* Aim of the task:
Below is the data. Give it again, complete and exact.

--- --- ---

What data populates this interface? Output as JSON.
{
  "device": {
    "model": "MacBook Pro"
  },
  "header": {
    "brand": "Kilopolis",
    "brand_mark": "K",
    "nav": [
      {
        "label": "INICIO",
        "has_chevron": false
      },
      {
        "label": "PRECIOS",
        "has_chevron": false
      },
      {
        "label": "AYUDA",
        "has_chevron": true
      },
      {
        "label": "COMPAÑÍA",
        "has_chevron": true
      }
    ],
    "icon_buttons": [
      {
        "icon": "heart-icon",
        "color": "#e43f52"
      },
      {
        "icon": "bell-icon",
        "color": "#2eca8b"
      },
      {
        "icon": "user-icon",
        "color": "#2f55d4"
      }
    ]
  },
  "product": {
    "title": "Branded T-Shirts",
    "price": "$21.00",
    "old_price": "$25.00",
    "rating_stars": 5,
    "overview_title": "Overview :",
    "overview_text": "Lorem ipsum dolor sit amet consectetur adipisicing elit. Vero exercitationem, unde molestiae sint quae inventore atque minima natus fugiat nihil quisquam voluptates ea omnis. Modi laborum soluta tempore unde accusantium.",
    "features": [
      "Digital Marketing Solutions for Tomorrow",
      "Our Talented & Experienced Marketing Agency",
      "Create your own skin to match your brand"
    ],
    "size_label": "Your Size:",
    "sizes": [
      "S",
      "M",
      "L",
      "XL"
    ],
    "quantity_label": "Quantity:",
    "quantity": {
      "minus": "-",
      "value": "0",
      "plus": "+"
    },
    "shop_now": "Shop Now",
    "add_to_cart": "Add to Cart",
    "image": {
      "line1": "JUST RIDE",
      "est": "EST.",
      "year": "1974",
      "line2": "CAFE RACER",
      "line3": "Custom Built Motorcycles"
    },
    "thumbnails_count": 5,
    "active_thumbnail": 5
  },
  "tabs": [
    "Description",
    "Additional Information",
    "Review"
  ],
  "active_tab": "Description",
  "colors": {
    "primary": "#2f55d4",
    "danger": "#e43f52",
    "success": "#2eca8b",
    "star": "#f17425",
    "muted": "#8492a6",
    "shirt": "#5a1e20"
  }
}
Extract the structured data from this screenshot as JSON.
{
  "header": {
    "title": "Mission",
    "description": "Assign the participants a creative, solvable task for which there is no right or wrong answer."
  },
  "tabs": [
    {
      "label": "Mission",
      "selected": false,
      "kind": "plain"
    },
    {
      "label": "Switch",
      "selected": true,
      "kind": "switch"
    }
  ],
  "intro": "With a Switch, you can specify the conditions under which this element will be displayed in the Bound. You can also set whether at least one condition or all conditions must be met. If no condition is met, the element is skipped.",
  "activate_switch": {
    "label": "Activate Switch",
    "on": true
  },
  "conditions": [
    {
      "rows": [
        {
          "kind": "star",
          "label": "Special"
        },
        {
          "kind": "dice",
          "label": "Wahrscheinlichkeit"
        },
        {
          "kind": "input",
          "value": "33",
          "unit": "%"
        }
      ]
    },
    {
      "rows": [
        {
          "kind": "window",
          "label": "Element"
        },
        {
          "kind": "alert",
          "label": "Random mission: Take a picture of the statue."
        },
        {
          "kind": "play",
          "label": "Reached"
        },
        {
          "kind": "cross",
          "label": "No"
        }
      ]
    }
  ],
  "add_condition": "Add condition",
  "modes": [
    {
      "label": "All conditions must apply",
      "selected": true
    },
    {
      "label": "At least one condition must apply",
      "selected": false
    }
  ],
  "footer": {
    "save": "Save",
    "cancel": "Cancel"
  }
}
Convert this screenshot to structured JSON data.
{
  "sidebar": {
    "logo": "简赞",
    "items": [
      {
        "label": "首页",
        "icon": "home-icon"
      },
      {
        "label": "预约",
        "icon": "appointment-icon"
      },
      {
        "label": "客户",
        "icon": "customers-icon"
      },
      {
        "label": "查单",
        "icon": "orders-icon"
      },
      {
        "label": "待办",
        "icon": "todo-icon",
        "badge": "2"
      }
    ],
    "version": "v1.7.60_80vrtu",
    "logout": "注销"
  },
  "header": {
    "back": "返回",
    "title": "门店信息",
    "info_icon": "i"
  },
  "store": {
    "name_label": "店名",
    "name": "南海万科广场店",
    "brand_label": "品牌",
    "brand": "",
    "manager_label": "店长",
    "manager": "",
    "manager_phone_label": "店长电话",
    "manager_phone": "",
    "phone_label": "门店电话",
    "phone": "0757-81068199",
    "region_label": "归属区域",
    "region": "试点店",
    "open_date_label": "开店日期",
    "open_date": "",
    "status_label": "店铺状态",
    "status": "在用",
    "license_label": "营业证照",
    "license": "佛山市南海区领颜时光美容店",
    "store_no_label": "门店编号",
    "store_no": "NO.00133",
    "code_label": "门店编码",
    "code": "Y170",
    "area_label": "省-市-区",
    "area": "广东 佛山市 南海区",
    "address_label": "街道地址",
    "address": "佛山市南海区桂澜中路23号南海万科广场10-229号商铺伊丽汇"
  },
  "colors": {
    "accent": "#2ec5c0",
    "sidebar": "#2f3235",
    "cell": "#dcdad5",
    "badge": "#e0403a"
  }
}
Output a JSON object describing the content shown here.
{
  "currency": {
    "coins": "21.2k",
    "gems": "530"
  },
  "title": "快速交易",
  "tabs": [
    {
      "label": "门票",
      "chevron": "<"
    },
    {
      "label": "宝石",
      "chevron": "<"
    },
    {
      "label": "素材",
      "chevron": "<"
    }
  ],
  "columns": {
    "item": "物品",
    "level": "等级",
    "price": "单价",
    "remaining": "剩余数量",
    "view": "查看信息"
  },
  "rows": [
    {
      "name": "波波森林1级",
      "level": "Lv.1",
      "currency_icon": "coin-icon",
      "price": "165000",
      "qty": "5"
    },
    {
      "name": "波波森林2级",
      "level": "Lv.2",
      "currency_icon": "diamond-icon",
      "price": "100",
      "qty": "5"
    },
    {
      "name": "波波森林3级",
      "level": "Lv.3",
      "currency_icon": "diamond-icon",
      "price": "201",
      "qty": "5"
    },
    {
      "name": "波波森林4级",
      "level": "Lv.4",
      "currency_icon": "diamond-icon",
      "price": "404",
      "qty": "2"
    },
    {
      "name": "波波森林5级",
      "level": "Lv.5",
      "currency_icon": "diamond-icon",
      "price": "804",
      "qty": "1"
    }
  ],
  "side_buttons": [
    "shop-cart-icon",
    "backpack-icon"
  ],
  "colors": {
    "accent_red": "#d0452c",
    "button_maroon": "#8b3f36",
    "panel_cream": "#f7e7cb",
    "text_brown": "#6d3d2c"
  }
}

--- --- ---

* Result:
What data populates this interface? Output as JSON.
{
  "device": {
    "model": "MacBook Pro"
  },
  "header": {
    "brand": "Kilopolis",
    "brand_mark": "K",
    "nav": [
      {
        "label": "INICIO",
        "has_chevron": false
      },
      {
        "label": "PRECIOS",
        "has_chevron": false
      },
      {
        "label": "AYUDA",
        "has_chevron": true
      },
      {
        "label": "COMPAÑÍA",
        "has_chevron": true
      }
    ],
    "icon_buttons": [
      {
        "icon": "heart-icon",
        "color": "#e43f52"
      },
      {
        "icon": "bell-icon",
        "color": "#2eca8b"
      },
      {
        "icon": "user-icon",
        "color": "#2f55d4"
      }
    ]
  },
  "product": {
    "title": "Branded T-Shirts",
    "price": "$21.00",
    "old_price": "$25.00",
    "rating_stars": 5,
    "overview_title": "Overview :",
    "overview_text": "Lorem ipsum dolor sit amet consectetur adipisicing elit. Vero exercitationem, unde molestiae sint quae inventore atque minima natus fugiat nihil quisquam voluptates ea omnis. Modi laborum soluta tempore unde accusantium.",
    "features": [
      "Digital Marketing Solutions for Tomorrow",
      "Our Talented & Experienced Marketing Agency",
      "Create your own skin to match your brand"
    ],
    "size_label": "Your Size:",
    "sizes": [
      "S",
      "M",
      "L",
      "XL"
    ],
    "quantity_label": "Quantity:",
    "quantity": {
      "minus": "-",
      "value": "0",
      "plus": "+"
    },
    "shop_now": "Shop Now",
    "add_to_cart": "Add to Cart",
    "image": {
      "line1": "JUST RIDE",
      "est": "EST.",
      "year": "1974",
      "line2": "CAFE RACER",
      "line3": "Custom Built Motorcycles"
    },
    "thumbnails_count": 5,
    "active_thumbnail": 5
  },
  "tabs": [
    "Description",
    "Additional Information",
    "Review"
  ],
  "active_tab": "Description",
  "colors": {
    "primary": "#2f55d4",
    "danger": "#e43f52",
    "success": "#2eca8b",
    "star": "#f17425",
    "muted": "#8492a6",
    "shirt": "#5a1e20"
  }
}
Extract the structured data from this screenshot as JSON.
{
  "header": {
    "title": "Mission",
    "description": "Assign the participants a creative, solvable task for which there is no right or wrong answer."
  },
  "tabs": [
    {
      "label": "Mission",
      "selected": false,
      "kind": "plain"
    },
    {
      "label": "Switch",
      "selected": true,
      "kind": "switch"
    }
  ],
  "intro": "With a Switch, you can specify the conditions under which this element will be displayed in the Bound. You can also set whether at least one condition or all conditions must be met. If no condition is met, the element is skipped.",
  "activate_switch": {
    "label": "Activate Switch",
    "on": true
  },
  "conditions": [
    {
      "rows": [
        {
          "kind": "star",
          "label": "Special"
        },
        {
          "kind": "dice",
          "label": "Wahrscheinlichkeit"
        },
        {
          "kind": "input",
          "value": "33",
          "unit": "%"
        }
      ]
    },
    {
      "rows": [
        {
          "kind": "window",
          "label": "Element"
        },
        {
          "kind": "alert",
          "label": "Random mission: Take a picture of the statue."
        },
        {
          "kind": "play",
          "label": "Reached"
        },
        {
          "kind": "cross",
          "label": "No"
        }
      ]
    }
  ],
  "add_condition": "Add condition",
  "modes": [
    {
      "label": "All conditions must apply",
      "selected": true
    },
    {
      "label": "At least one condition must apply",
      "selected": false
    }
  ],
  "footer": {
    "save": "Save",
    "cancel": "Cancel"
  }
}
Convert this screenshot to structured JSON data.
{
  "sidebar": {
    "logo": "简赞",
    "items": [
      {
        "label": "首页",
        "icon": "home-icon"
      },
      {
        "label": "预约",
        "icon": "appointment-icon"
      },
      {
        "label": "客户",
        "icon": "customers-icon"
      },
      {
        "label": "查单",
        "icon": "orders-icon"
      },
      {
        "label": "待办",
        "icon": "todo-icon",
        "badge": "2"
      }
    ],
    "version": "v1.7.60_80vrtu",
    "logout": "注销"
  },
  "header": {
    "back": "返回",
    "title": "门店信息",
    "info_icon": "i"
  },
  "store": {
    "name_label": "店名",
    "name": "南海万科广场店",
    "brand_label": "品牌",
    "brand": "",
    "manager_label": "店长",
    "manager": "",
    "manager_phone_label": "店长电话",
    "manager_phone": "",
    "phone_label": "门店电话",
    "phone": "0757-81068199",
    "region_label": "归属区域",
    "region": "试点店",
    "open_date_label": "开店日期",
    "open_date": "",
    "status_label": "店铺状态",
    "status": "在用",
    "license_label": "营业证照",
    "license": "佛山市南海区领颜时光美容店",
    "store_no_label": "门店编号",
    "store_no": "NO.00133",
    "code_label": "门店编码",
    "code": "Y170",
    "area_label": "省-市-区",
    "area": "广东 佛山市 南海区",
    "address_label": "街道地址",
    "address": "佛山市南海区桂澜中路23号南海万科广场10-229号商铺伊丽汇"
  },
  "colors": {
    "accent": "#2ec5c0",
    "sidebar": "#2f3235",
    "cell": "#dcdad5",
    "badge": "#e0403a"
  }
}
Output a JSON object describing the content shown here.
{
  "currency": {
    "coins": "21.2k",
    "gems": "530"
  },
  "title": "快速交易",
  "tabs": [
    {
      "label": "门票",
      "chevron": "<"
    },
    {
      "label": "宝石",
      "chevron": "<"
    },
    {
      "label": "素材",
      "chevron": "<"
    }
  ],
  "columns": {
    "item": "物品",
    "level": "等级",
    "price": "单价",
    "remaining": "剩余数量",
    "view": "查看信息"
  },
  "rows": [
    {
      "name": "波波森林1级",
      "level": "Lv.1",
      "currency_icon": "coin-icon",
      "price": "165000",
      "qty": "5"
    },
    {
      "name": "波波森林2级",
      "level": "Lv.2",
      "currency_icon": "diamond-icon",
      "price": "100",
      "qty": "5"
    },
    {
      "name": "波波森林3级",
      "level": "Lv.3",
      "currency_icon": "diamond-icon",
      "price": "201",
      "qty": "5"
    },
    {
      "name": "波波森林4级",
      "level": "Lv.4",
      "currency_icon": "diamond-icon",
      "price": "404",
      "qty": "2"
    },
    {
      "name": "波波森林5级",
      "level": "Lv.5",
      "currency_icon": "diamond-icon",
      "price": "804",
      "qty": "1"
    }
  ],
  "side_buttons": [
    "shop-cart-icon",
    "backpack-icon"
  ],
  "colors": {
    "accent_red": "#d0452c",
    "button_maroon": "#8b3f36",
    "panel_cream": "#f7e7cb",
    "text_brown": "#6d3d2c"
  }
}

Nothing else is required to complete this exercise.